[Figure record extracts]
********************
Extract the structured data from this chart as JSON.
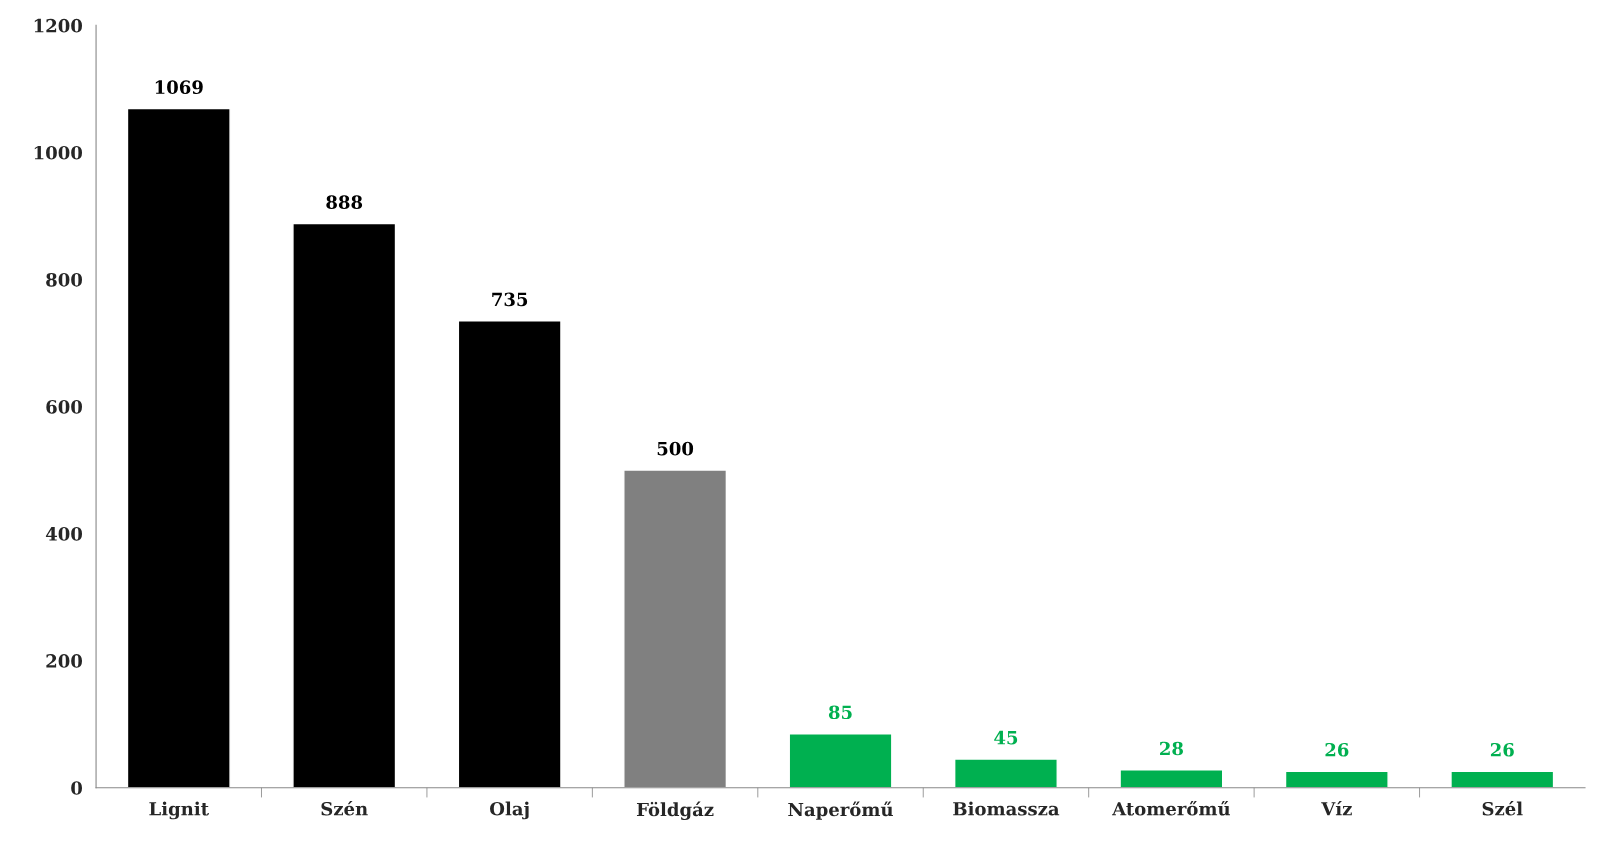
{
  "chart_data": {
    "type": "bar",
    "categories": [
      "Lignit",
      "Szén",
      "Olaj",
      "Földgáz",
      "Naperőmű",
      "Biomassza",
      "Atomerőmű",
      "Víz",
      "Szél"
    ],
    "values": [
      1069,
      888,
      735,
      500,
      85,
      45,
      28,
      26,
      26
    ],
    "colors": [
      "#000000",
      "#000000",
      "#000000",
      "#808080",
      "#00b050",
      "#00b050",
      "#00b050",
      "#00b050",
      "#00b050"
    ],
    "ylim": [
      0,
      1200
    ],
    "yticks": [
      0,
      200,
      400,
      600,
      800,
      1000,
      1200
    ],
    "data_labels": true,
    "grid": false,
    "legend": false
  }
}
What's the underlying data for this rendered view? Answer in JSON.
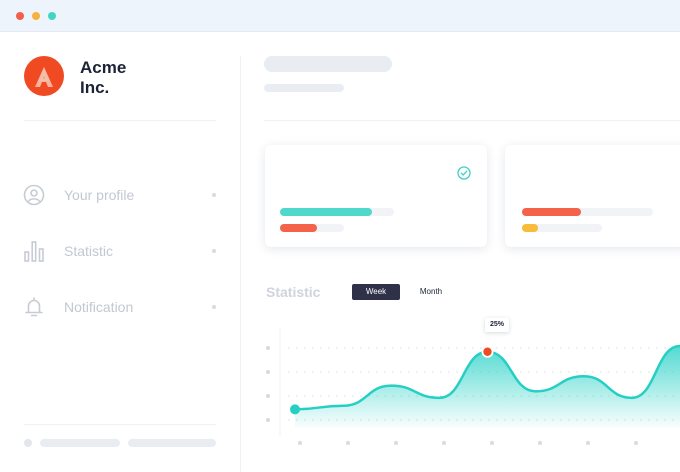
{
  "window": {
    "controls": [
      "close",
      "minimize",
      "maximize"
    ]
  },
  "brand": {
    "name": "Acme\nInc.",
    "logo_letter": "A",
    "logo_color": "#f04a23"
  },
  "sidebar": {
    "items": [
      {
        "label": "Your profile",
        "icon": "user-icon"
      },
      {
        "label": "Statistic",
        "icon": "bar-chart-icon"
      },
      {
        "label": "Notification",
        "icon": "bell-icon"
      }
    ]
  },
  "cards": [
    {
      "icon": "check-circle-icon",
      "bars": [
        {
          "color": "#4fd8cc",
          "level": 0.81
        },
        {
          "color": "#f4624a",
          "level": 0.58
        }
      ]
    },
    {
      "bars": [
        {
          "color": "#f4624a",
          "level": 0.45
        },
        {
          "color": "#f8bb3a",
          "level": 0.2
        }
      ]
    }
  ],
  "statistic": {
    "title": "Statistic",
    "tabs": [
      {
        "label": "Week",
        "active": true
      },
      {
        "label": "Month",
        "active": false
      }
    ],
    "tooltip": "25%"
  },
  "chart_data": {
    "type": "area",
    "title": "Statistic",
    "series": [
      {
        "values": [
          0.12,
          0.17,
          0.45,
          0.28,
          0.92,
          0.37,
          0.58,
          0.28,
          1.0
        ]
      }
    ],
    "highlight": {
      "index": 4,
      "label": "25%"
    },
    "grid": "dotted",
    "colors": {
      "line": "#25cfc4",
      "marker": "#f04a23"
    }
  }
}
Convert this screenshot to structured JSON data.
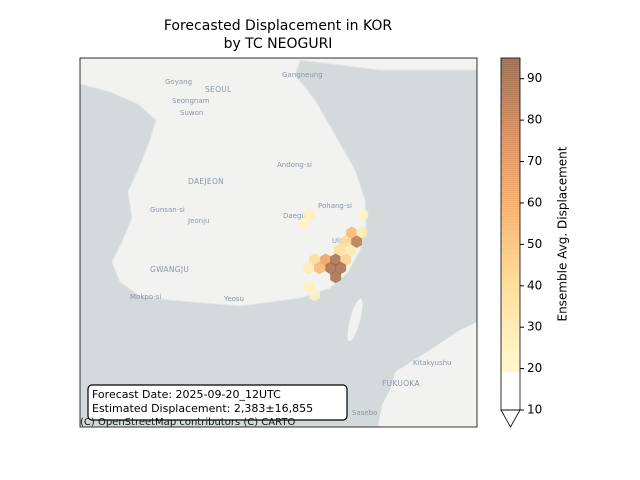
{
  "chart_data": {
    "type": "hexbin",
    "title": [
      "Forecasted Displacement in KOR",
      "by TC NEOGURI"
    ],
    "colorbar_label": "Ensemble Avg. Displacement",
    "xlim": [
      124.76,
      131.92
    ],
    "ylim": [
      33.06,
      37.98
    ],
    "clim": [
      10,
      95
    ],
    "cticks": [
      10,
      20,
      30,
      40,
      50,
      60,
      70,
      80,
      90
    ],
    "colormap": [
      [
        10,
        "#ffffff"
      ],
      [
        19,
        "#ffffff"
      ],
      [
        19,
        "#fff8c8"
      ],
      [
        40,
        "#fed98e"
      ],
      [
        60,
        "#f5a45a"
      ],
      [
        75,
        "#d9844c"
      ],
      [
        95,
        "#8c5a3c"
      ]
    ],
    "hexes": {
      "x": [
        128.9,
        128.8,
        129.86,
        129.66,
        129.84,
        129.75,
        129.55,
        129.44,
        129.64,
        128.99,
        129.19,
        129.37,
        129.55,
        128.89,
        129.08,
        129.28,
        129.46,
        129.37,
        128.9,
        128.99
      ],
      "y": [
        35.89,
        35.77,
        35.89,
        35.65,
        35.65,
        35.53,
        35.53,
        35.42,
        35.41,
        35.29,
        35.29,
        35.29,
        35.29,
        35.18,
        35.18,
        35.18,
        35.18,
        35.06,
        34.93,
        34.82
      ],
      "values": [
        25,
        22,
        22,
        55,
        28,
        85,
        40,
        38,
        30,
        40,
        65,
        90,
        45,
        28,
        55,
        90,
        90,
        90,
        25,
        22
      ]
    }
  },
  "map_labels": [
    "Goyang",
    "SEOUL",
    "Seongnam",
    "Suwon",
    "Gangneung",
    "Andong-si",
    "DAEJEON",
    "Gunsan-si",
    "Jeonju",
    "Daegu",
    "Pohang-si",
    "Ulsan",
    "GWANGJU",
    "Mokpo-si",
    "Yeosu",
    "Kitakyushu",
    "FUKUOKA",
    "Sasebo"
  ],
  "info": [
    "Forecast Date: 2025-09-20_12UTC",
    "Estimated Displacement: 2,383±16,855"
  ],
  "attribution": "(C) OpenStreetMap contributors (C) CARTO"
}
********************
● Directive
Print every entry above again without changing a word, and omit the pictures.

● Correct result
Extract the structured data from this chart as JSON.
{
  "chart_data": {
    "type": "bar",
    "categories": [
      "Lignit",
      "Szén",
      "Olaj",
      "Földgáz",
      "Naperőmű",
      "Biomassza",
      "Atomerőmű",
      "Víz",
      "Szél"
    ],
    "values": [
      1069,
      888,
      735,
      500,
      85,
      45,
      28,
      26,
      26
    ],
    "colors": [
      "#000000",
      "#000000",
      "#000000",
      "#808080",
      "#00b050",
      "#00b050",
      "#00b050",
      "#00b050",
      "#00b050"
    ],
    "ylim": [
      0,
      1200
    ],
    "yticks": [
      0,
      200,
      400,
      600,
      800,
      1000,
      1200
    ],
    "data_labels": true,
    "grid": false,
    "legend": false
  }
}
What's the underlying data for this rendered view? Answer in JSON.
{
  "window": {
    "controls": [
      "close",
      "minimize",
      "maximize"
    ]
  },
  "brand": {
    "name": "Acme\nInc.",
    "logo_letter": "A",
    "logo_color": "#f04a23"
  },
  "sidebar": {
    "items": [
      {
        "label": "Your profile",
        "icon": "user-icon"
      },
      {
        "label": "Statistic",
        "icon": "bar-chart-icon"
      },
      {
        "label": "Notification",
        "icon": "bell-icon"
      }
    ]
  },
  "cards": [
    {
      "icon": "check-circle-icon",
      "bars": [
        {
          "color": "#4fd8cc",
          "level": 0.81
        },
        {
          "color": "#f4624a",
          "level": 0.58
        }
      ]
    },
    {
      "bars": [
        {
          "color": "#f4624a",
          "level": 0.45
        },
        {
          "color": "#f8bb3a",
          "level": 0.2
        }
      ]
    }
  ],
  "statistic": {
    "title": "Statistic",
    "tabs": [
      {
        "label": "Week",
        "active": true
      },
      {
        "label": "Month",
        "active": false
      }
    ],
    "tooltip": "25%"
  },
  "chart_data": {
    "type": "area",
    "title": "Statistic",
    "series": [
      {
        "values": [
          0.12,
          0.17,
          0.45,
          0.28,
          0.92,
          0.37,
          0.58,
          0.28,
          1.0
        ]
      }
    ],
    "highlight": {
      "index": 4,
      "label": "25%"
    },
    "grid": "dotted",
    "colors": {
      "line": "#25cfc4",
      "marker": "#f04a23"
    }
  }
}
Convert this screenshot to structured JSON data.
{
  "chart_data": {
    "type": "hexbin",
    "title": [
      "Forecasted Displacement in KOR",
      "by TC NEOGURI"
    ],
    "colorbar_label": "Ensemble Avg. Displacement",
    "xlim": [
      124.76,
      131.92
    ],
    "ylim": [
      33.06,
      37.98
    ],
    "clim": [
      10,
      95
    ],
    "cticks": [
      10,
      20,
      30,
      40,
      50,
      60,
      70,
      80,
      90
    ],
    "colormap": [
      [
        10,
        "#ffffff"
      ],
      [
        19,
        "#ffffff"
      ],
      [
        19,
        "#fff8c8"
      ],
      [
        40,
        "#fed98e"
      ],
      [
        60,
        "#f5a45a"
      ],
      [
        75,
        "#d9844c"
      ],
      [
        95,
        "#8c5a3c"
      ]
    ],
    "hexes": {
      "x": [
        128.9,
        128.8,
        129.86,
        129.66,
        129.84,
        129.75,
        129.55,
        129.44,
        129.64,
        128.99,
        129.19,
        129.37,
        129.55,
        128.89,
        129.08,
        129.28,
        129.46,
        129.37,
        128.9,
        128.99
      ],
      "y": [
        35.89,
        35.77,
        35.89,
        35.65,
        35.65,
        35.53,
        35.53,
        35.42,
        35.41,
        35.29,
        35.29,
        35.29,
        35.29,
        35.18,
        35.18,
        35.18,
        35.18,
        35.06,
        34.93,
        34.82
      ],
      "values": [
        25,
        22,
        22,
        55,
        28,
        85,
        40,
        38,
        30,
        40,
        65,
        90,
        45,
        28,
        55,
        90,
        90,
        90,
        25,
        22
      ]
    }
  },
  "map_labels": [
    "Goyang",
    "SEOUL",
    "Seongnam",
    "Suwon",
    "Gangneung",
    "Andong-si",
    "DAEJEON",
    "Gunsan-si",
    "Jeonju",
    "Daegu",
    "Pohang-si",
    "Ulsan",
    "GWANGJU",
    "Mokpo-si",
    "Yeosu",
    "Kitakyushu",
    "FUKUOKA",
    "Sasebo"
  ],
  "info": [
    "Forecast Date: 2025-09-20_12UTC",
    "Estimated Displacement: 2,383±16,855"
  ],
  "attribution": "(C) OpenStreetMap contributors (C) CARTO"
}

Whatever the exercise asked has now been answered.